• **TASK TO CARRY OUT**: Produce a character-for-character copy of the data below.

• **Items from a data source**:
※

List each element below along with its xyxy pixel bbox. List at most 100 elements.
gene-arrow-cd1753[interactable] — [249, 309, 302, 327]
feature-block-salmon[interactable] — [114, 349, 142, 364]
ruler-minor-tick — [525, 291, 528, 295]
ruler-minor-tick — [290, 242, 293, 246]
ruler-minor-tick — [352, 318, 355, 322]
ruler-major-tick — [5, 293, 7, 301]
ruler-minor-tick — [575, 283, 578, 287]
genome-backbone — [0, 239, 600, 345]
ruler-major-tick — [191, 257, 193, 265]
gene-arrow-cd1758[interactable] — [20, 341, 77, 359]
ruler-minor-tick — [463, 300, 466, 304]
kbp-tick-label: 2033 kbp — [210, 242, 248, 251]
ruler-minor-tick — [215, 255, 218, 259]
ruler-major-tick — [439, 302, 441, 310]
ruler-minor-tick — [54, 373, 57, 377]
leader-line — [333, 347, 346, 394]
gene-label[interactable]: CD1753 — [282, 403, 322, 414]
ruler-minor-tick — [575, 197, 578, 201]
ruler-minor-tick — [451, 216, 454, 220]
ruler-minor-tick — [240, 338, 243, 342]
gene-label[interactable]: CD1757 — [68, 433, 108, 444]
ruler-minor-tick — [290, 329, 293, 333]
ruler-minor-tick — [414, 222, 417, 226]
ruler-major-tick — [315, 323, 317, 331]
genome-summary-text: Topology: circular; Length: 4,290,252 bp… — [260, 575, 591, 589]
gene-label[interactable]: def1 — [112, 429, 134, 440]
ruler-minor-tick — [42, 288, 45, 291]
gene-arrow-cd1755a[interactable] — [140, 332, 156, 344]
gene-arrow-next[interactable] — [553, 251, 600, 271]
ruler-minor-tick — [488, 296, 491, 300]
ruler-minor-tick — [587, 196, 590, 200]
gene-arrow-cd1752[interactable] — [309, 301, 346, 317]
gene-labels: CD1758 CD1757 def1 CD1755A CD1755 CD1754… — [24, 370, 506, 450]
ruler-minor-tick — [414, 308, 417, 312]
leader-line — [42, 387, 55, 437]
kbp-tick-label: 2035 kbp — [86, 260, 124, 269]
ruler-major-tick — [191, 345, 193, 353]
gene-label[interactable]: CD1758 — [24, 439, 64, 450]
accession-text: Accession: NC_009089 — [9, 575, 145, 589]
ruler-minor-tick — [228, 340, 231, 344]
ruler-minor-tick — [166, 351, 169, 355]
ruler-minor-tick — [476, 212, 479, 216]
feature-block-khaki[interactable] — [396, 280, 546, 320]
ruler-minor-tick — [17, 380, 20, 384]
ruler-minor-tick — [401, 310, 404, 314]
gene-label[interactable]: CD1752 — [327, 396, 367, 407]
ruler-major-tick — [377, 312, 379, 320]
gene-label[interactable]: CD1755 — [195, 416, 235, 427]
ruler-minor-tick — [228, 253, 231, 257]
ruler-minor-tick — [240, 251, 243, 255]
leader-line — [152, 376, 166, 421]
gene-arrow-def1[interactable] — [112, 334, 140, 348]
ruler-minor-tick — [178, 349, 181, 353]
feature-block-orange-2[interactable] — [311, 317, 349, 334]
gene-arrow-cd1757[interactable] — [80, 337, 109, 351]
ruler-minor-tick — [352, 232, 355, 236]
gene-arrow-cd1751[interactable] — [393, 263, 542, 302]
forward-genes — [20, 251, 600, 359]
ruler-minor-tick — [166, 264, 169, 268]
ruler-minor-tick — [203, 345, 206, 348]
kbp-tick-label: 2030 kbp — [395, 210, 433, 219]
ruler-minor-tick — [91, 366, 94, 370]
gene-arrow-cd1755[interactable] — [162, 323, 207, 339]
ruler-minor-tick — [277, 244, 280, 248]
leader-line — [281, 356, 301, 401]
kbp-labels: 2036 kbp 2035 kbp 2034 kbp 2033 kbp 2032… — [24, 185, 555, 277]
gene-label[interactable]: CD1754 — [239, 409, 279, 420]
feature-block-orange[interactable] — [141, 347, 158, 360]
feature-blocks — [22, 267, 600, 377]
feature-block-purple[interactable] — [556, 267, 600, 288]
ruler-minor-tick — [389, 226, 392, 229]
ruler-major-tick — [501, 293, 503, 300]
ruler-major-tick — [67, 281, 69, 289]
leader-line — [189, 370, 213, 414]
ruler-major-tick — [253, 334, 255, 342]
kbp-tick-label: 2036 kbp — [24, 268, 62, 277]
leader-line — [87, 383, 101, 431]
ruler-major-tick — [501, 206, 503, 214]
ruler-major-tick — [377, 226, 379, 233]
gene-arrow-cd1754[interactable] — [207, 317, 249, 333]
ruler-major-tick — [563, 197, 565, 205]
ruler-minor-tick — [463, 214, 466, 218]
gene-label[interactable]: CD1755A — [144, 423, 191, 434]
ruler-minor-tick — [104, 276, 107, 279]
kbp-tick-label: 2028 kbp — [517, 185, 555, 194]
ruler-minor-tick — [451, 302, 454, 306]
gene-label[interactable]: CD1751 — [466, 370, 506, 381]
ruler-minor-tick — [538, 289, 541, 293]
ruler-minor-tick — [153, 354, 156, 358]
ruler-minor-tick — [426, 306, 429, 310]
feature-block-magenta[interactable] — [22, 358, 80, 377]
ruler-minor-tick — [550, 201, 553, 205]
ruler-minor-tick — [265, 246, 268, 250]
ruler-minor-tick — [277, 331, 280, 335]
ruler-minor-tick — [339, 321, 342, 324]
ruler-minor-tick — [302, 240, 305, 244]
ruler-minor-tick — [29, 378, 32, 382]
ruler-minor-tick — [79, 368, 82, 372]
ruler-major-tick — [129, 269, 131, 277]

※

• **OUTPUT FOR THIS EXERCISE**:
List each element below along with its xyxy pixel bbox. List at most 100 elements.
gene-arrow-cd1753[interactable] — [249, 309, 302, 327]
feature-block-salmon[interactable] — [114, 349, 142, 364]
ruler-minor-tick — [525, 291, 528, 295]
ruler-minor-tick — [290, 242, 293, 246]
ruler-minor-tick — [352, 318, 355, 322]
ruler-major-tick — [5, 293, 7, 301]
ruler-minor-tick — [575, 283, 578, 287]
genome-backbone — [0, 239, 600, 345]
ruler-major-tick — [191, 257, 193, 265]
gene-arrow-cd1758[interactable] — [20, 341, 77, 359]
ruler-minor-tick — [463, 300, 466, 304]
kbp-tick-label: 2033 kbp — [210, 242, 248, 251]
ruler-minor-tick — [215, 255, 218, 259]
ruler-major-tick — [439, 302, 441, 310]
ruler-minor-tick — [54, 373, 57, 377]
leader-line — [333, 347, 346, 394]
gene-label[interactable]: CD1753 — [282, 403, 322, 414]
ruler-minor-tick — [575, 197, 578, 201]
ruler-minor-tick — [451, 216, 454, 220]
ruler-minor-tick — [240, 338, 243, 342]
gene-label[interactable]: CD1757 — [68, 433, 108, 444]
ruler-minor-tick — [290, 329, 293, 333]
ruler-minor-tick — [414, 222, 417, 226]
ruler-major-tick — [315, 323, 317, 331]
genome-summary-text: Topology: circular; Length: 4,290,252 bp… — [260, 575, 591, 589]
gene-label[interactable]: def1 — [112, 429, 134, 440]
ruler-minor-tick — [42, 288, 45, 291]
gene-arrow-cd1755a[interactable] — [140, 332, 156, 344]
gene-arrow-next[interactable] — [553, 251, 600, 271]
ruler-minor-tick — [488, 296, 491, 300]
ruler-minor-tick — [587, 196, 590, 200]
gene-arrow-cd1752[interactable] — [309, 301, 346, 317]
gene-labels: CD1758 CD1757 def1 CD1755A CD1755 CD1754… — [24, 370, 506, 450]
ruler-minor-tick — [414, 308, 417, 312]
leader-line — [42, 387, 55, 437]
kbp-tick-label: 2035 kbp — [86, 260, 124, 269]
ruler-major-tick — [191, 345, 193, 353]
gene-label[interactable]: CD1758 — [24, 439, 64, 450]
accession-text: Accession: NC_009089 — [9, 575, 145, 589]
ruler-minor-tick — [228, 340, 231, 344]
ruler-minor-tick — [166, 351, 169, 355]
ruler-minor-tick — [476, 212, 479, 216]
feature-block-khaki[interactable] — [396, 280, 546, 320]
ruler-minor-tick — [17, 380, 20, 384]
ruler-minor-tick — [401, 310, 404, 314]
gene-label[interactable]: CD1752 — [327, 396, 367, 407]
ruler-major-tick — [377, 312, 379, 320]
gene-label[interactable]: CD1755 — [195, 416, 235, 427]
ruler-minor-tick — [228, 253, 231, 257]
ruler-minor-tick — [240, 251, 243, 255]
leader-line — [152, 376, 166, 421]
gene-arrow-def1[interactable] — [112, 334, 140, 348]
ruler-minor-tick — [178, 349, 181, 353]
feature-block-orange-2[interactable] — [311, 317, 349, 334]
gene-arrow-cd1757[interactable] — [80, 337, 109, 351]
ruler-minor-tick — [352, 232, 355, 236]
gene-arrow-cd1751[interactable] — [393, 263, 542, 302]
forward-genes — [20, 251, 600, 359]
ruler-minor-tick — [166, 264, 169, 268]
ruler-minor-tick — [203, 345, 206, 348]
kbp-tick-label: 2030 kbp — [395, 210, 433, 219]
ruler-minor-tick — [91, 366, 94, 370]
gene-arrow-cd1755[interactable] — [162, 323, 207, 339]
ruler-minor-tick — [277, 244, 280, 248]
leader-line — [281, 356, 301, 401]
kbp-labels: 2036 kbp 2035 kbp 2034 kbp 2033 kbp 2032… — [24, 185, 555, 277]
gene-label[interactable]: CD1754 — [239, 409, 279, 420]
feature-block-orange[interactable] — [141, 347, 158, 360]
feature-blocks — [22, 267, 600, 377]
feature-block-purple[interactable] — [556, 267, 600, 288]
ruler-minor-tick — [389, 226, 392, 229]
ruler-major-tick — [501, 293, 503, 300]
ruler-major-tick — [67, 281, 69, 289]
leader-line — [189, 370, 213, 414]
ruler-major-tick — [253, 334, 255, 342]
kbp-tick-label: 2036 kbp — [24, 268, 62, 277]
leader-line — [87, 383, 101, 431]
ruler-major-tick — [501, 206, 503, 214]
ruler-major-tick — [377, 226, 379, 233]
gene-arrow-cd1754[interactable] — [207, 317, 249, 333]
ruler-major-tick — [563, 197, 565, 205]
ruler-minor-tick — [463, 214, 466, 218]
gene-label[interactable]: CD1755A — [144, 423, 191, 434]
ruler-minor-tick — [104, 276, 107, 279]
kbp-tick-label: 2028 kbp — [517, 185, 555, 194]
ruler-minor-tick — [451, 302, 454, 306]
gene-label[interactable]: CD1751 — [466, 370, 506, 381]
ruler-minor-tick — [538, 289, 541, 293]
ruler-minor-tick — [153, 354, 156, 358]
ruler-minor-tick — [426, 306, 429, 310]
feature-block-magenta[interactable] — [22, 358, 80, 377]
ruler-minor-tick — [550, 201, 553, 205]
ruler-minor-tick — [265, 246, 268, 250]
ruler-minor-tick — [277, 331, 280, 335]
ruler-minor-tick — [339, 321, 342, 324]
ruler-minor-tick — [302, 240, 305, 244]
ruler-minor-tick — [29, 378, 32, 382]
ruler-minor-tick — [79, 368, 82, 372]
ruler-major-tick — [129, 269, 131, 277]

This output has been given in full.